§ Text segment:

******************************

Hardware Transactional Memory, the end?

By: rwessel (rwessel.delete@this.yahoo.com), August 25, 2022 11:00 am
Room: Moderated Discussions
Linus Torvalds (torvalds.delete@this.linux-foundation.org) on August 25, 2022 10:16 am wrote:
> rwessel (rwessel.delete@this.yahoo.com) on August 25, 2022 8:16 am wrote:
> >
> > I'm not sure I understand this concern. The transaction appears (eventually) to all other cores
> > as a single atomic event. In practice another transaction (or a non-transactional access) can interfere,
> > and prevent completion, but they can't cause a deadlock.
>
> Sure, they can cause a deadlock (or more commonly it's really
> a livelock) if you do a simplistic implementation.
>
> In fact, you can very much get that livelock even with just a single cacheline with 'LL/SC', if
> your cache coherency isn't properly designed, so that the 'SC' always fails because other CPU's
> doing their own LL/SC loops always steal the cacheline back before the SC has succeeded.
>
> And no, that's not some theoretical worry. We literally saw a few of the (not great) early ARM
> server core designs with CPU starvation in LL/SC loops when we had atomics share cachelines with
> some very hot other data where lots of other CPU's would hammer on it with regular stores.
>
> Imagine having the NMI watchdog fire and the machine reboot because LL/SC doesn't make sufficient progress
> because others can saturate your cache coherency traffic in user space, and the chip was designed to
> be some flock-of-chickens thing with lots of cores but not the infrastructure to match?
>
> And that's with just a single cacheline needed to complete.

******************************

§ Data shown:
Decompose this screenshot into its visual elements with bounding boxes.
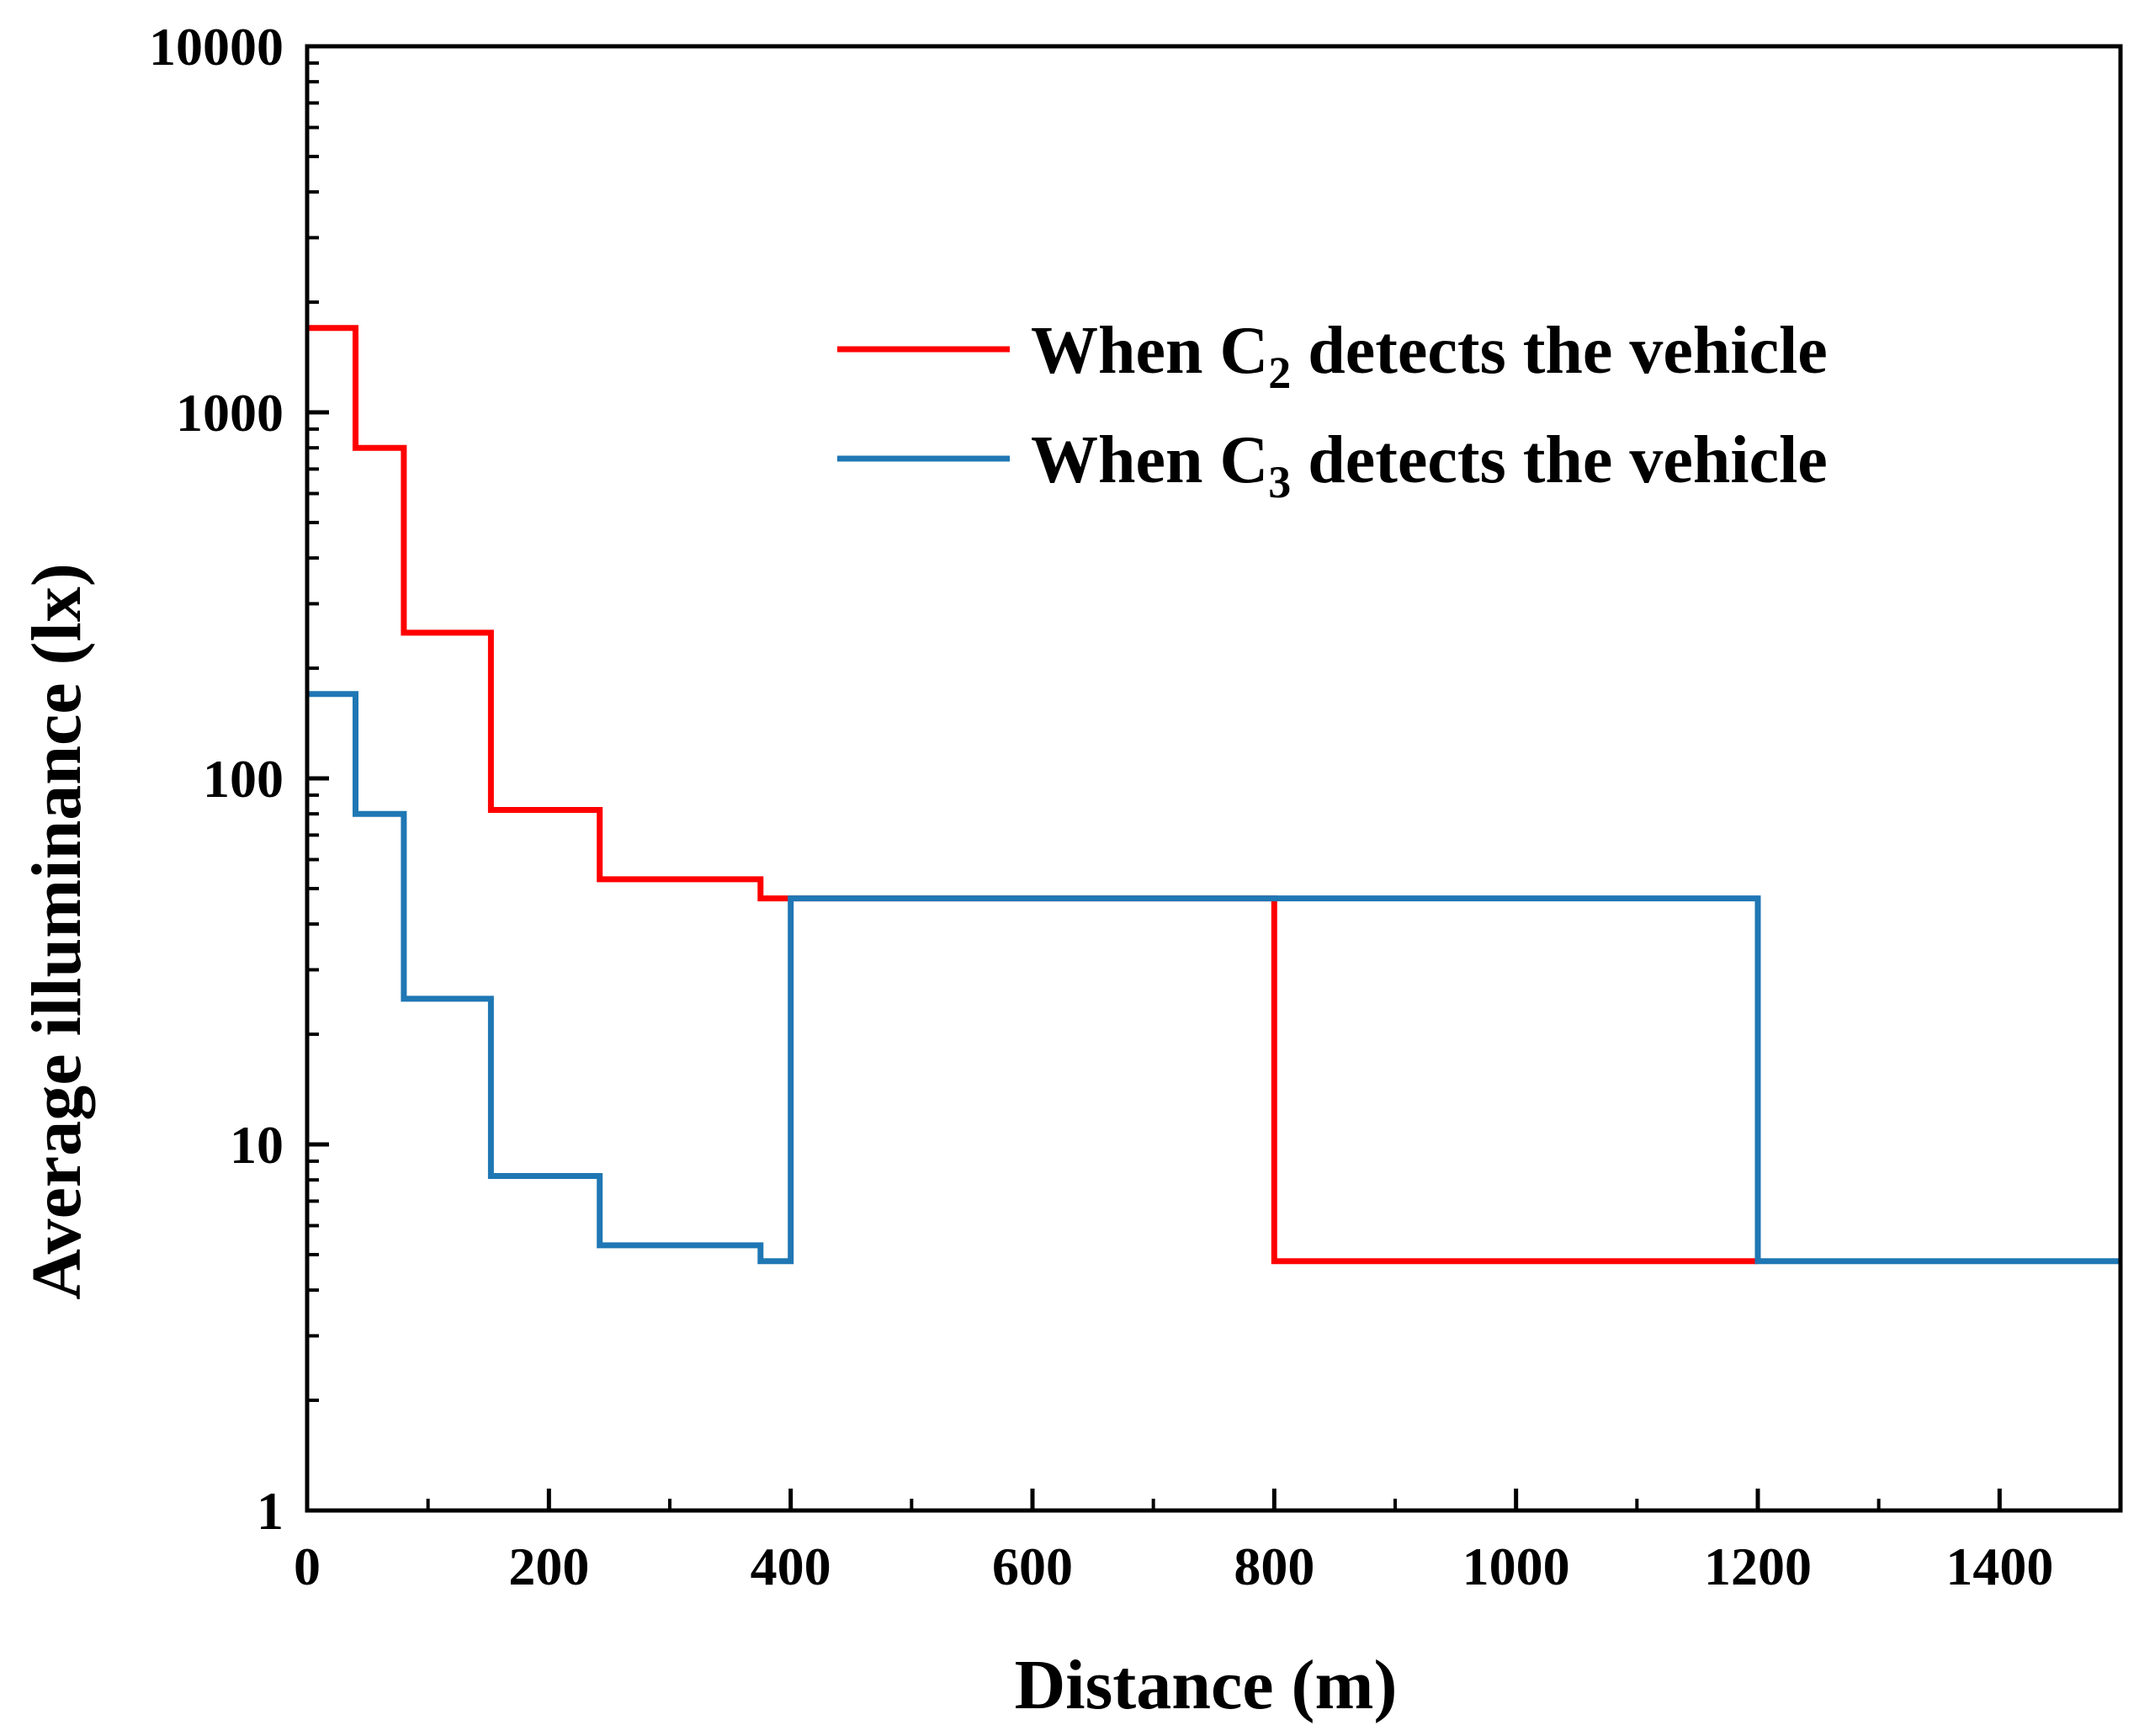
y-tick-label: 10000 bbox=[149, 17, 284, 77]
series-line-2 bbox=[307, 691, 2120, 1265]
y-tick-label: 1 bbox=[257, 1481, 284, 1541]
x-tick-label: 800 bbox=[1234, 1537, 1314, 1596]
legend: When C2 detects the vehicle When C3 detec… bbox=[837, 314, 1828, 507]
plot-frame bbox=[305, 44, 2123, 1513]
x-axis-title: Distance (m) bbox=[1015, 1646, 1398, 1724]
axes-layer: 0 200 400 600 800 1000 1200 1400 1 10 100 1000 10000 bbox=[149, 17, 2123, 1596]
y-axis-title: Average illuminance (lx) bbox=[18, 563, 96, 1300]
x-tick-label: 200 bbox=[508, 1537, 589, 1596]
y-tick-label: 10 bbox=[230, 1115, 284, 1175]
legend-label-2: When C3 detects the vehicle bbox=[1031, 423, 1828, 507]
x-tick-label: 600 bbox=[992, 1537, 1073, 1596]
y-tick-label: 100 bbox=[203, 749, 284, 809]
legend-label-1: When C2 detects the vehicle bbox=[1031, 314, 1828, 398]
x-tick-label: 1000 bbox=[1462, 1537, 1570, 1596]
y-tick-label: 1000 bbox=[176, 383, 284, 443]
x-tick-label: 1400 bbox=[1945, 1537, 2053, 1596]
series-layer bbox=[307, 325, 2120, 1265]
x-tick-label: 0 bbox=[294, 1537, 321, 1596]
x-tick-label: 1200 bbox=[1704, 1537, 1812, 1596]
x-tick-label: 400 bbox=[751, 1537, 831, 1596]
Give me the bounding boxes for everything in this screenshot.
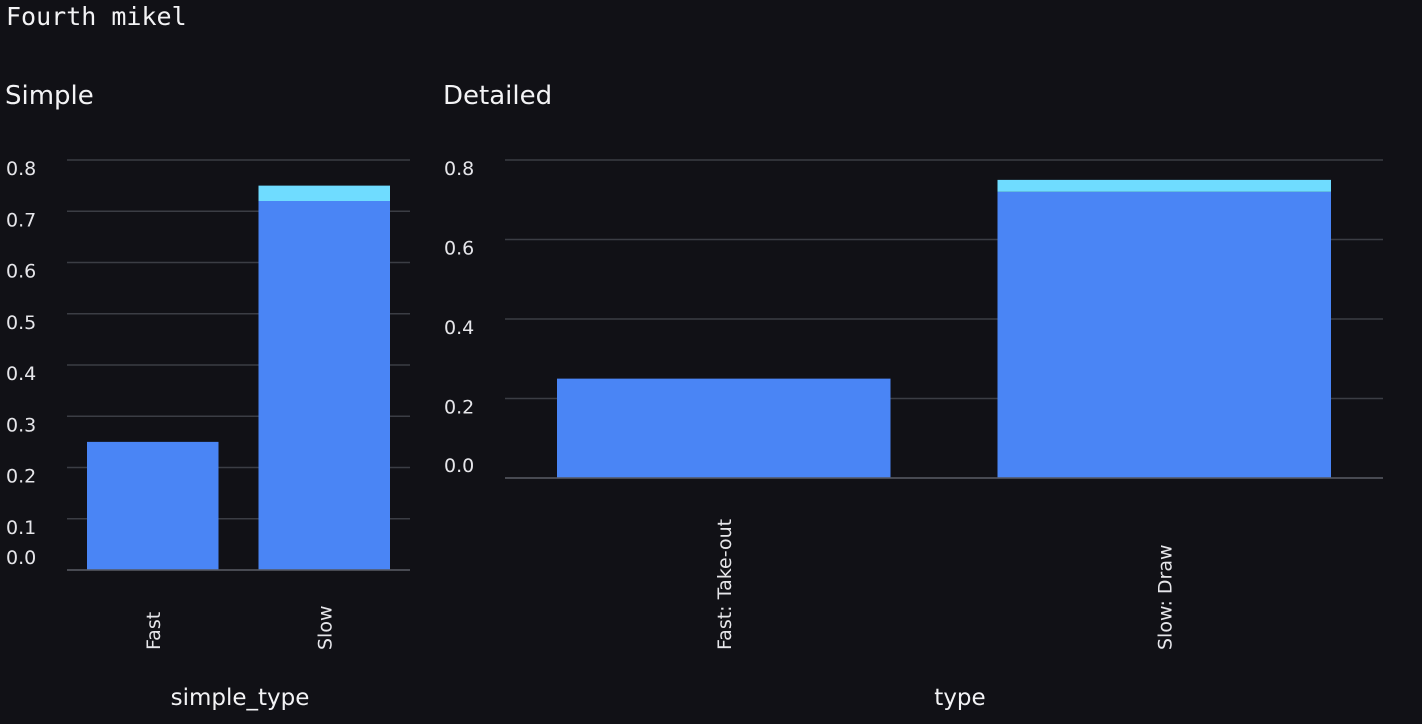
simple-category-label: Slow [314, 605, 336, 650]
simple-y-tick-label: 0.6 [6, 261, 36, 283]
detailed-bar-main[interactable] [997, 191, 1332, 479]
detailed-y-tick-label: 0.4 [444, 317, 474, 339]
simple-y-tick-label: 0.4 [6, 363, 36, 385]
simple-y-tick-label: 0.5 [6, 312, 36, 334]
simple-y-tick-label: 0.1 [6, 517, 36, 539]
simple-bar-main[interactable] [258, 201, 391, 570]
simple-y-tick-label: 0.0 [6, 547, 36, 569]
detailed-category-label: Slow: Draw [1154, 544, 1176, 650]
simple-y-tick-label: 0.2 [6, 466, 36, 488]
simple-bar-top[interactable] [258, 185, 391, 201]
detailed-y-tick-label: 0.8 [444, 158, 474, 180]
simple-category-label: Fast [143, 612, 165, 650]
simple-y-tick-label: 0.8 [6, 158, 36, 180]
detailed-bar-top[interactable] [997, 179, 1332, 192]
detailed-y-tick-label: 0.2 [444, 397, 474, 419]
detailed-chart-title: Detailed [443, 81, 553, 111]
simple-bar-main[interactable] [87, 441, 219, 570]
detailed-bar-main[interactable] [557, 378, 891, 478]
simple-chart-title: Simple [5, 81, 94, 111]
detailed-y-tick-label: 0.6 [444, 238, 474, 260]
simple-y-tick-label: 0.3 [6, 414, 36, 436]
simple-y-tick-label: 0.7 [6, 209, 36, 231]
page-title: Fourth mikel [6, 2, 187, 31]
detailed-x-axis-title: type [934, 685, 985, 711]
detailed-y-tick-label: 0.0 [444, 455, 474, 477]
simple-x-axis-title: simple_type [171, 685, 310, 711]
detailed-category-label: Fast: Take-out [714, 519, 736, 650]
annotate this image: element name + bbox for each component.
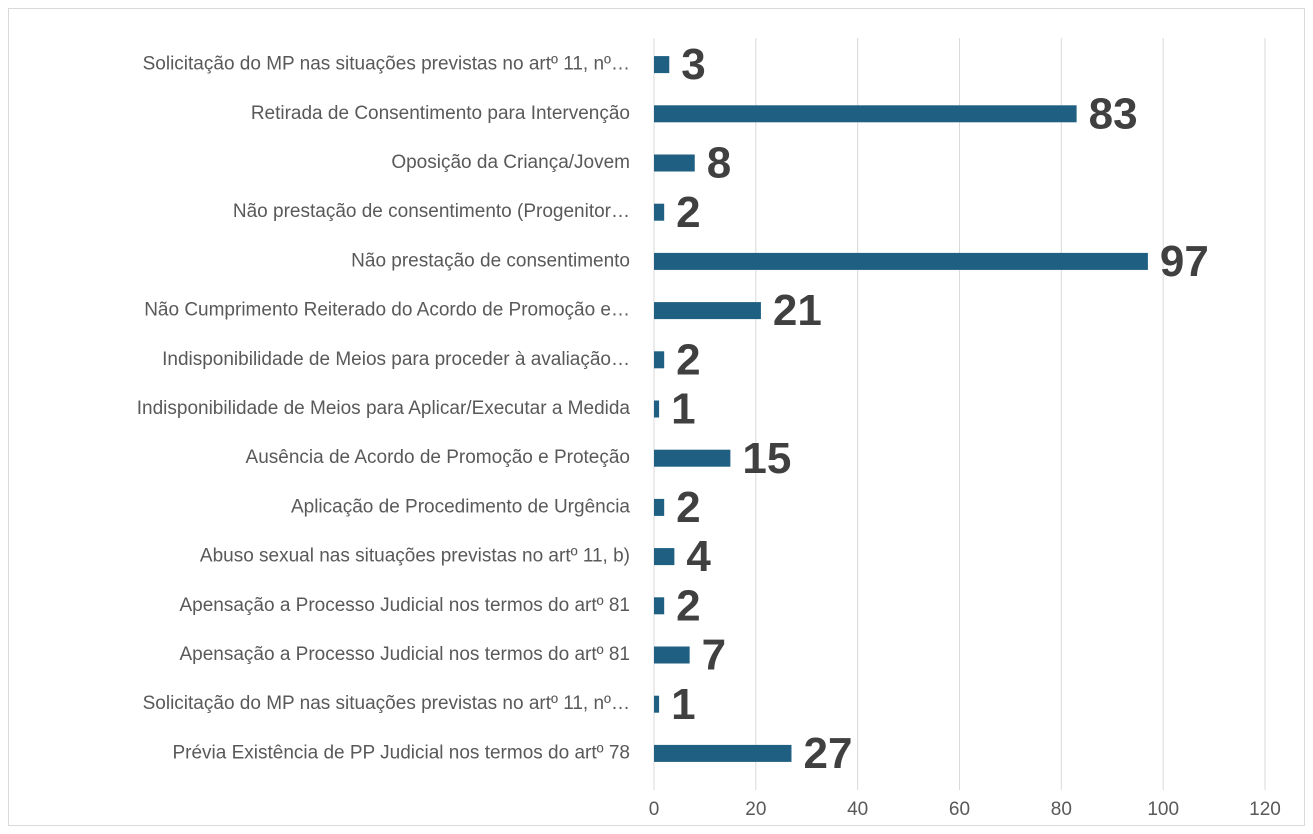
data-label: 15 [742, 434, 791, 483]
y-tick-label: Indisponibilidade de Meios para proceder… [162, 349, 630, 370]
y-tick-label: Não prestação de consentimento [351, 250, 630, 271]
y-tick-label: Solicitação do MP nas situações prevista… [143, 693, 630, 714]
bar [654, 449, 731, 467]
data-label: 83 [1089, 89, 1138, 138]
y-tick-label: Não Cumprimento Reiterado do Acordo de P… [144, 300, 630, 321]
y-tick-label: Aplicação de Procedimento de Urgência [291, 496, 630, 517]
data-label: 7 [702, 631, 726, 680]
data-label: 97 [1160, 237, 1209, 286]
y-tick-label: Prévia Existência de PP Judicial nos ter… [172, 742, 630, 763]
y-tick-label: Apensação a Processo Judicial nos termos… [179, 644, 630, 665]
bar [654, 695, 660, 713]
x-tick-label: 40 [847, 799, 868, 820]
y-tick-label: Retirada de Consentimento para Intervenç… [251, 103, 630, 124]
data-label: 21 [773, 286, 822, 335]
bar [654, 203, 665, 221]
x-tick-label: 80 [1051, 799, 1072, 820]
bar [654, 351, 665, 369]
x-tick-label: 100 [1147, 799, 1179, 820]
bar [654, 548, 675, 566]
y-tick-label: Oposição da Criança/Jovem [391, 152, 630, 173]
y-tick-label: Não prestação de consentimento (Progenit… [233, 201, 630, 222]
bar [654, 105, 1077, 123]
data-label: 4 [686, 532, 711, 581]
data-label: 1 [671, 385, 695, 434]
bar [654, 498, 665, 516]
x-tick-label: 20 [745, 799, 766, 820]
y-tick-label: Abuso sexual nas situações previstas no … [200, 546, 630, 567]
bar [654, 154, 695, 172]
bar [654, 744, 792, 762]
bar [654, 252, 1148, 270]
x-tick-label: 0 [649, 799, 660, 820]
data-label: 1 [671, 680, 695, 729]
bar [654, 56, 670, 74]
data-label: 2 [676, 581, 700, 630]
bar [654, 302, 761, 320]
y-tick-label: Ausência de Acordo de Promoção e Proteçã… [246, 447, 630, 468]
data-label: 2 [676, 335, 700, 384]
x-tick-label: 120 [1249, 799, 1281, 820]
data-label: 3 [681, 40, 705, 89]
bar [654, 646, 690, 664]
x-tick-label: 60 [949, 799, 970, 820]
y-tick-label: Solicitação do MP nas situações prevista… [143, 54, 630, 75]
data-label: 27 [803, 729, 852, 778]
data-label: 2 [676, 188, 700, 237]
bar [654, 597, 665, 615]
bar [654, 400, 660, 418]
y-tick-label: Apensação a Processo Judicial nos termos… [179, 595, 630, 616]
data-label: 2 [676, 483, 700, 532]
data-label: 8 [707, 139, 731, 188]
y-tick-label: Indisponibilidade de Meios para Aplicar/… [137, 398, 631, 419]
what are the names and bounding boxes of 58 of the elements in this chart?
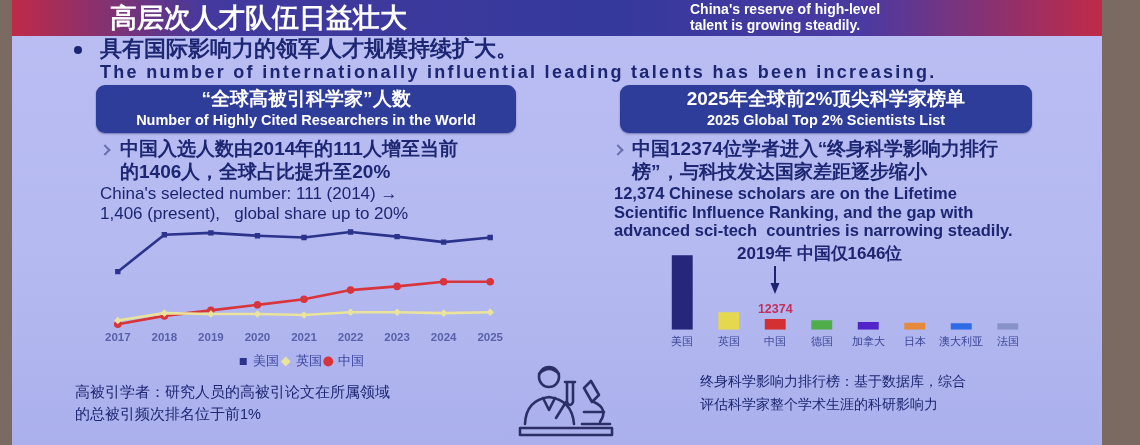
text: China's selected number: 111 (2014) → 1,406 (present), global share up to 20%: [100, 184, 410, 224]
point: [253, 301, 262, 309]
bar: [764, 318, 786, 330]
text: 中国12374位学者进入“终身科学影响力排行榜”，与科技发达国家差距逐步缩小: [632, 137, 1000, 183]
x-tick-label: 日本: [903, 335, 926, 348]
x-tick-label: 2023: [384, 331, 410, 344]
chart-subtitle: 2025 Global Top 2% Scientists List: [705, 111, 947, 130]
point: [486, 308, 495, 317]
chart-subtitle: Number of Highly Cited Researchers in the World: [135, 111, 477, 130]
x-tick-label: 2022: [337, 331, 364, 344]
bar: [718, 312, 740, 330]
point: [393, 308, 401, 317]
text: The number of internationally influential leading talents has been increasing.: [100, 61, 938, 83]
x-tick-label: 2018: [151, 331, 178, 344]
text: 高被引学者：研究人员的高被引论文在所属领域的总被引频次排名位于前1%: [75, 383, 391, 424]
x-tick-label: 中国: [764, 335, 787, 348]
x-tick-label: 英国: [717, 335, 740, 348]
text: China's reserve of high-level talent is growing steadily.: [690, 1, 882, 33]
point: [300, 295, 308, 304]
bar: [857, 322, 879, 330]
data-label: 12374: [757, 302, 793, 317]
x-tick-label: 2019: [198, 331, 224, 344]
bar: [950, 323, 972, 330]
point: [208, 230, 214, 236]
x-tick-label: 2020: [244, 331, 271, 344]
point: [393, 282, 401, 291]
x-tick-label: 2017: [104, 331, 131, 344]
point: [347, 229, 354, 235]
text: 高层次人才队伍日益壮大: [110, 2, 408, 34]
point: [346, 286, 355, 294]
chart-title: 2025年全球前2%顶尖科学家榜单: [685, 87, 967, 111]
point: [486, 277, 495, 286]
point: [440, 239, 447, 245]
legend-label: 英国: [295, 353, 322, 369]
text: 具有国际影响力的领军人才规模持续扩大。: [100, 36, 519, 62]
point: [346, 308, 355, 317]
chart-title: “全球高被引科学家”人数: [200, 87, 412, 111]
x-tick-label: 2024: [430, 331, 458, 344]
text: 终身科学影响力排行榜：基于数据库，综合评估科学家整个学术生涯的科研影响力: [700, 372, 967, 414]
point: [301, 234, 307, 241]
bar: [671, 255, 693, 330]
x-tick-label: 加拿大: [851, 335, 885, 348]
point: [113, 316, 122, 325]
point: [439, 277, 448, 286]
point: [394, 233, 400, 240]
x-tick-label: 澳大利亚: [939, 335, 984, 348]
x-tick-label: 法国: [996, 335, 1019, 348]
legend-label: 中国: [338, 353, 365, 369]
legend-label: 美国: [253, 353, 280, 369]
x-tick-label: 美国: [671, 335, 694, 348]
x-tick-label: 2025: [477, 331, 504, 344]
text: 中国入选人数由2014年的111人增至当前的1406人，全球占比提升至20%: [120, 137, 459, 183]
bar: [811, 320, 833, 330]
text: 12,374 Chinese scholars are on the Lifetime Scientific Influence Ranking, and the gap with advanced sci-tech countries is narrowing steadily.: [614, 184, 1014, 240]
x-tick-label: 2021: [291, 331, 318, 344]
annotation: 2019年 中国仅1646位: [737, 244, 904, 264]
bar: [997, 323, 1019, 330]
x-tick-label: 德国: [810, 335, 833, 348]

******************************

§ Short exercise 1: In the listing, rewrite the lines from the one with "text: China's selected" up to and including the one with "bar: [857, 322, 879, 330]", changing "point" to "marker" and leaving everything else as it is.
§ Short exercise 2: Continue the forum post on hardware transactional memory from where it stops.

§ Output 1:
text: China's selected number: 111 (2014) → 1,406 (present), global share up to 20%: [100, 184, 410, 224]
marker: [253, 301, 262, 309]
bar: [764, 318, 786, 330]
text: 中国12374位学者进入“终身科学影响力排行榜”，与科技发达国家差距逐步缩小: [632, 137, 1000, 183]
x-tick-label: 日本: [903, 335, 926, 348]
x-tick-label: 2023: [384, 331, 410, 344]
chart-subtitle: 2025 Global Top 2% Scientists List: [705, 111, 947, 130]
marker: [486, 308, 495, 317]
chart-subtitle: Number of Highly Cited Researchers in the World: [135, 111, 477, 130]
x-tick-label: 2022: [337, 331, 364, 344]
bar: [718, 312, 740, 330]
marker: [393, 308, 401, 317]
text: The number of internationally influential leading talents has been increasing.: [100, 61, 938, 83]
x-tick-label: 2018: [151, 331, 178, 344]
text: 高被引学者：研究人员的高被引论文在所属领域的总被引频次排名位于前1%: [75, 383, 391, 424]
x-tick-label: 中国: [764, 335, 787, 348]
x-tick-label: 英国: [717, 335, 740, 348]
text: China's reserve of high-level talent is growing steadily.: [690, 1, 882, 33]
marker: [300, 295, 308, 304]
bar: [857, 322, 879, 330]

§ Output 2:
>
> When you have a transaction with multiple cachelines, you can have CPU1 want to load cachelines
> exclusively in order A->B, and another one want to load them in order B->A.
>
> Yes, both CPU's do that in order to expose one atomic sequence, so the ordering
> isn't visible from the end result, but in order to get that atomic sequence
> both CPU's want both cachelines to be exclusively in their caches.
>
> And if the cache protocol isn't well enough designed, they will either get into a deadlock where on
> CPU has one cacheline and wants the other, and the other CPU has that second cacheline but wants the
> first. And neither wants to release it because they need it for the transaction to complete.
>
> More commonly, you don't get a deadlock, but you get the above kind of livelock, where both CPU's
> hold on to the cacheline they have for a while, but then abort and retry - and re-create the
> same issue. Possibly forever, or possibly just for a long time until some other action ends up
> perturbing the timing enough that one CPU finally gets both, and they get to continue.
>
> And before you say it, yes, the solution is trivial. With only a small set of cachelines, just
> ordering them by some shared ordering (typically physical address, but it could be anything else)
> will fix it. And sorting things really is simple when "things" is just a couple of elements.
>
> Of course, even that "trivial" thing is them complicated by the fact that it affects almost the whole
> memory pipeline - the atomic sequence itself will be handled by the core in the L1 cache, but now that
> it requires ordering on the bus you need to really have the logic permeate all the way out...
>
> And considering that people have gotten cache coherency wrong even when N is just one, it's most
> certainly understandable that people would worry about this. And that memory pipeline is most definitely
> the thing most people worry most about even in the absence of any of these kinds of issues.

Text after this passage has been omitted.